▶ SELECTED EXCERPT:
((
The EU and the governance of sport:
policy and perspectives

Workshop at the University of Chester
6 & 7 July 2007


Abstracts

Roberto Branco-Martins
The social dialogue as a new form of governance of sport in the EU

Borja García
The European Union and UEFA:
Transforming or reinforcing football’s pyramid?

The governance structures of football, like in many other sports, have evolved overtime relatively independent of public authorities. The so-called pyramid of European football has been traditionally formed by the game’s world-wide governing body (FIFA) at the apex, the continental governing body (UEFA) in the middle and the national football associations, national football leagues and clubs at the bottom. This structure, however, has been challenged in the last two decades by a combination of massive commercialisation of the game, EU decisions aimed at liberalising football as a market-place, and the new demands of the stakeholders involved in the governance of professional football.

This paper will focus on the role of UEFA and its relations with the European institutions within the wider framework of football governance. It will critically assess the evolution of UEFA as a governing body since the Bosman ruling (1995) until current initiatives such as the Independent European Sport Review or the Commission’s White Paper on Sport. The paper will analyse how the main football-related decision of the EU in the last decade have affected UEFA as an organisation and its position in the governance structure of football. The paper argues that UEFA’s attitude towards the EU has changed completely. Whilst the EU was seen as a threat for UEFA in 1995, it is now considered a ‘long term strategic partner’. The paper will also consider the implications of UEFA’s position towards public authorities for the future of a possible partnership ‘for the good of the game’-

The paper argues that there are three reasons for UEFA’s evolution. First, a pragmatic necessity to adapt to the application of EU law to football. Second, a change of the organisation’s philosophy. UEFA has modified slightly its core beliefs and policy objectives, focusing more in its public duty of taking care of football as a whole, not just the professional competitions. Third, a strategic vision to preserve its own position within the governance structures of football. By engaging in a partnership with the EU, UEFA has managed to attract the support of public authorities, hence strengthening its position within the pyramid of European football in a moment where other stakeholders are contesting the organisation’s legitimacy.
))
▶ SHORT EXERCISE 1:
Answer these questions using the abstracts on EU sport governance:
(a) Which body sits at the apex of the pyramid of European football?
(b) In what year was the Bosman ruling?
(c) What is the first of the three reasons given for UEFA's evolution?
▶ SHORT EXERCISE 2:
Resume the abstracts on EU sport governance after the sentence that ends "contesting the organisation's legitimacy."

▶ RECORDS SUPPLIED:
((
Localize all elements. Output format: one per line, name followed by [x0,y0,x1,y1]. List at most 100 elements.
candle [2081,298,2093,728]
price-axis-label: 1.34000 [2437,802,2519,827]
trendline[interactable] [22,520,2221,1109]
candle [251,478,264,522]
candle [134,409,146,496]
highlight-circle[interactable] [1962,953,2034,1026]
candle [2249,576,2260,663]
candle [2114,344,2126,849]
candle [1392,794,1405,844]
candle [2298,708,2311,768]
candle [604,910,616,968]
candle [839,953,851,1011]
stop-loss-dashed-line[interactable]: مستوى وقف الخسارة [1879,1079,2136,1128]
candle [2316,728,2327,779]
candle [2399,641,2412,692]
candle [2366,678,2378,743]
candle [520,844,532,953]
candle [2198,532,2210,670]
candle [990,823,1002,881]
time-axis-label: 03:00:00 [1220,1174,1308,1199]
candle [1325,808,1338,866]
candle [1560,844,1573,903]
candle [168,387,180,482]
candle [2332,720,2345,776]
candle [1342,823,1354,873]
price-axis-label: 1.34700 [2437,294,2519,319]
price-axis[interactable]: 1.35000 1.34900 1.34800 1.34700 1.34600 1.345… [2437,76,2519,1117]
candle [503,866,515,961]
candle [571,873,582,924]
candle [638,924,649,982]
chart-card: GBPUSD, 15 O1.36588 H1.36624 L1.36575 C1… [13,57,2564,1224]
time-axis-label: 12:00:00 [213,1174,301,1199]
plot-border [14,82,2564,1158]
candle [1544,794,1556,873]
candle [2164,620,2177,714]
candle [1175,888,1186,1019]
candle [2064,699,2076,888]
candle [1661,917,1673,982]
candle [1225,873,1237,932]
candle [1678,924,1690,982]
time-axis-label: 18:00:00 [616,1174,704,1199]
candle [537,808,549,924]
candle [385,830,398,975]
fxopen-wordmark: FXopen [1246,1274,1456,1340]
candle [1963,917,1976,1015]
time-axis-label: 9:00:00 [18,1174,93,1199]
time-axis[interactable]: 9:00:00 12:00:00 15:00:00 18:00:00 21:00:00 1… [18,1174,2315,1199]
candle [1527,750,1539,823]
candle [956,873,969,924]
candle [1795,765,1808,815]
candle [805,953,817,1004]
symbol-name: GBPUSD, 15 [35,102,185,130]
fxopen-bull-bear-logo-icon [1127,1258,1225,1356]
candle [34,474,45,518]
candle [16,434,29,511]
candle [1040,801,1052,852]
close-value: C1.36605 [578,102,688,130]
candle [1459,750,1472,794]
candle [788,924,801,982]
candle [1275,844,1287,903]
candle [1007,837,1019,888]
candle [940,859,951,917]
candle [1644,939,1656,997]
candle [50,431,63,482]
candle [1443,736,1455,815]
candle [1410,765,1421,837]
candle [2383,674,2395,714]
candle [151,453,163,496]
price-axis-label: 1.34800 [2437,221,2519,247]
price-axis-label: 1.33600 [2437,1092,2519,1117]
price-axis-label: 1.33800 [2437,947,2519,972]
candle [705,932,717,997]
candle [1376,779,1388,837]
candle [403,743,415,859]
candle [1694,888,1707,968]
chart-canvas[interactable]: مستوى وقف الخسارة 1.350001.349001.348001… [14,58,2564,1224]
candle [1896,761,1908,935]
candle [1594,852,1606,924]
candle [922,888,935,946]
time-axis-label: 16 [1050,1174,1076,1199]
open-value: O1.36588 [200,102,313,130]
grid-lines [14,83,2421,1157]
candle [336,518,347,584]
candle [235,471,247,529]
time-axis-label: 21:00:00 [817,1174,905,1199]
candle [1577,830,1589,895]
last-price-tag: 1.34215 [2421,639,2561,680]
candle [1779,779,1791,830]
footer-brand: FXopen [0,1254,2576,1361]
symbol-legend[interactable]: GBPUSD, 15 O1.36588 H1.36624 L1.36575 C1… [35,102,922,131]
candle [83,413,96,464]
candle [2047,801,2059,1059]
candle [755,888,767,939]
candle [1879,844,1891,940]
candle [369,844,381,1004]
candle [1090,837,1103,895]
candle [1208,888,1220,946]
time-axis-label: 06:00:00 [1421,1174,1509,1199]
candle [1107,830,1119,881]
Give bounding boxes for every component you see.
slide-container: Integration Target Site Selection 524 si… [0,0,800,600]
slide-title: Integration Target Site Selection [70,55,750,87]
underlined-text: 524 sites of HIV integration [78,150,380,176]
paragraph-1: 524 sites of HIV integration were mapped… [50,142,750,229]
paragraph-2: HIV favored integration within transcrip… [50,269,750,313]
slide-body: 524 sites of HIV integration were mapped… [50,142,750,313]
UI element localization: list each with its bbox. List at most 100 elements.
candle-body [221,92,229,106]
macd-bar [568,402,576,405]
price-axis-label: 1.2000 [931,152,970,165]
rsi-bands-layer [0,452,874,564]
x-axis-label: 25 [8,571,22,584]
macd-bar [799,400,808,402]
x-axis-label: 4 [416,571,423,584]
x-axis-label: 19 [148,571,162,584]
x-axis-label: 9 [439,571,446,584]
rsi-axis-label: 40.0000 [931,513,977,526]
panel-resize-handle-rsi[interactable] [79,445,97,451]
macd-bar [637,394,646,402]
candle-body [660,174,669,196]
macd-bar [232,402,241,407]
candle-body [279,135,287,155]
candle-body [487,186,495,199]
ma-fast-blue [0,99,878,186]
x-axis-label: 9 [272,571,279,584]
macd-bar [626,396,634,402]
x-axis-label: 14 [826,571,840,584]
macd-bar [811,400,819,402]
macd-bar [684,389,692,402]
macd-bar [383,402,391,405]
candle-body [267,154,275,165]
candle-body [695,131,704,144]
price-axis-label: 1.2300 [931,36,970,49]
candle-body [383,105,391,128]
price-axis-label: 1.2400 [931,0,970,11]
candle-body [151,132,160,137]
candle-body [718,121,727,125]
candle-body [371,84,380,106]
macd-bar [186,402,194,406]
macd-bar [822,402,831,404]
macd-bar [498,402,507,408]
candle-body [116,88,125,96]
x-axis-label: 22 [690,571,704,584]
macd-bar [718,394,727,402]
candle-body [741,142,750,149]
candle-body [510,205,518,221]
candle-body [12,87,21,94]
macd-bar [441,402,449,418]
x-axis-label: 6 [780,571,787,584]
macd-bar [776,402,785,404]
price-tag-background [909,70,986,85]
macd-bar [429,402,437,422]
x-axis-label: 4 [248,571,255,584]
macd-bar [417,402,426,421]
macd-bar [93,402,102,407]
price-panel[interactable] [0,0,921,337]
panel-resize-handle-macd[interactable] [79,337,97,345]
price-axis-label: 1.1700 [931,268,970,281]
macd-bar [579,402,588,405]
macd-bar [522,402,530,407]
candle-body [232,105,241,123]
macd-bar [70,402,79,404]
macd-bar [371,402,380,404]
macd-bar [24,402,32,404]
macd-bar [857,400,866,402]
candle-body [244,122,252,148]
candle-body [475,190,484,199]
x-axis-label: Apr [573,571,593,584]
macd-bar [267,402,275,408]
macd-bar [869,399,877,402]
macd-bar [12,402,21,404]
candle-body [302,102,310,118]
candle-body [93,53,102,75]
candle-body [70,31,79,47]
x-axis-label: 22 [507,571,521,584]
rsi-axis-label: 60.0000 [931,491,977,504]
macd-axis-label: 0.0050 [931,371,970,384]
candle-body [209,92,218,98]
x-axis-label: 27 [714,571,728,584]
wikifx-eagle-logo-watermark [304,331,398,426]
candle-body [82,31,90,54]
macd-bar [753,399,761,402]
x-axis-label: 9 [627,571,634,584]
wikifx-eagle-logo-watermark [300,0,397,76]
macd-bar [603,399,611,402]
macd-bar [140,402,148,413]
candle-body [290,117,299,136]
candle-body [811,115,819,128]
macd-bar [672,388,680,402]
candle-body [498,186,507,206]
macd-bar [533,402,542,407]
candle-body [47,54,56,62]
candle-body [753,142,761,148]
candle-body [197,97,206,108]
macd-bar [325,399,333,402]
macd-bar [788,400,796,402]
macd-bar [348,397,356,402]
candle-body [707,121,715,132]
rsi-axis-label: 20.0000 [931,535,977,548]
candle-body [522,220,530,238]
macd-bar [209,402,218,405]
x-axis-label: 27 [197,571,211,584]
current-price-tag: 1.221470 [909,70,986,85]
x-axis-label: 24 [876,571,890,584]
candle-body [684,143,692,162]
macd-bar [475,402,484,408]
))
▶ EXERCISE ANSWER 1:
(a) FIFA, the game's world-wide governing body.
(b) 1995.
(c) A pragmatic necessity to adapt to the application of EU law to football.

▶ EXERCISE ANSWER 2:
European football's governing body (UEFA) strategy towards the EU has changed from confrontation after Bosman to co-operation recently. Behind this new philosophy there is a willingness to engage with public authorities to reassert its own position within the governance of football vis-à-vis other stakeholders and to maximise its independence within EU law, but there is also a genuine transformation in its self-perception as an open, democratic and transparent governing body for the good of the game.

Declan Hill
Why some leagues and not others? Match-fixing in professional football

This paper examines why some football leagues have more fixed matches than other leagues. It analyzes situations of corruption equilibrium, where corruption reaches such a high degree that the norm is corruption and the deviancy is to be honest. There is an argument that this level of corruption in sport is simply an expression of a wider societal corruption. I disagree, I argue that the data shows that there are three fundamental reasons that contribute to high levels of match corruption in football leagues: a wide network of illegal gambling, a high degree of relative exploitation of the players and an official complicity with corruption. The work is based on interviews with players, sports officials, referees and match corruptors: a text examination of a ‘confession databank’; and statistical analysis.

Simona Kustec Lipicer
Comprehending multi-level governance in sport:
A Slovenian perspective

The synthesis of the existing academic and expert literature show that we can trace many different approaches to the phenomena of governance. Based on the political sciences and especially policy literature the governance concept is most frequently connected with the analysis of the relations between the actors or institutions of the state and society, while centre it on the EU perspective, the governance phenomena could also be understood as one of the leading theories for explaining the integration as well as policy implementation in EU. The use of governance concept is as well becoming increasingly popular when discussing about sports issues, especially when multi-level or global sport perspective comes to the fore (see for example The Council of Europe’s Rec(2005)8 of the Committee of Ministers to member states; or latest attempts by The European Commission planning to publish a White Paper on sport through the so-called ‘interactive policy making’ instrument of collecting information by an online public consultation). Therefore the aim of this contribution would be to confront the national perspectives, understandings as well as attempts to sports governance in relation to multi-level ones, specifically EU. Regarding this we would emphasise the extent and importance of the relations that key national policy actors have established towards themselves and especially supra-national (EU) actors in the processes of creating common EU sports policy directions. We can expect that the conclusions of the analysis could indicate some possible guidelines or directions for the future development of the EU sports policy.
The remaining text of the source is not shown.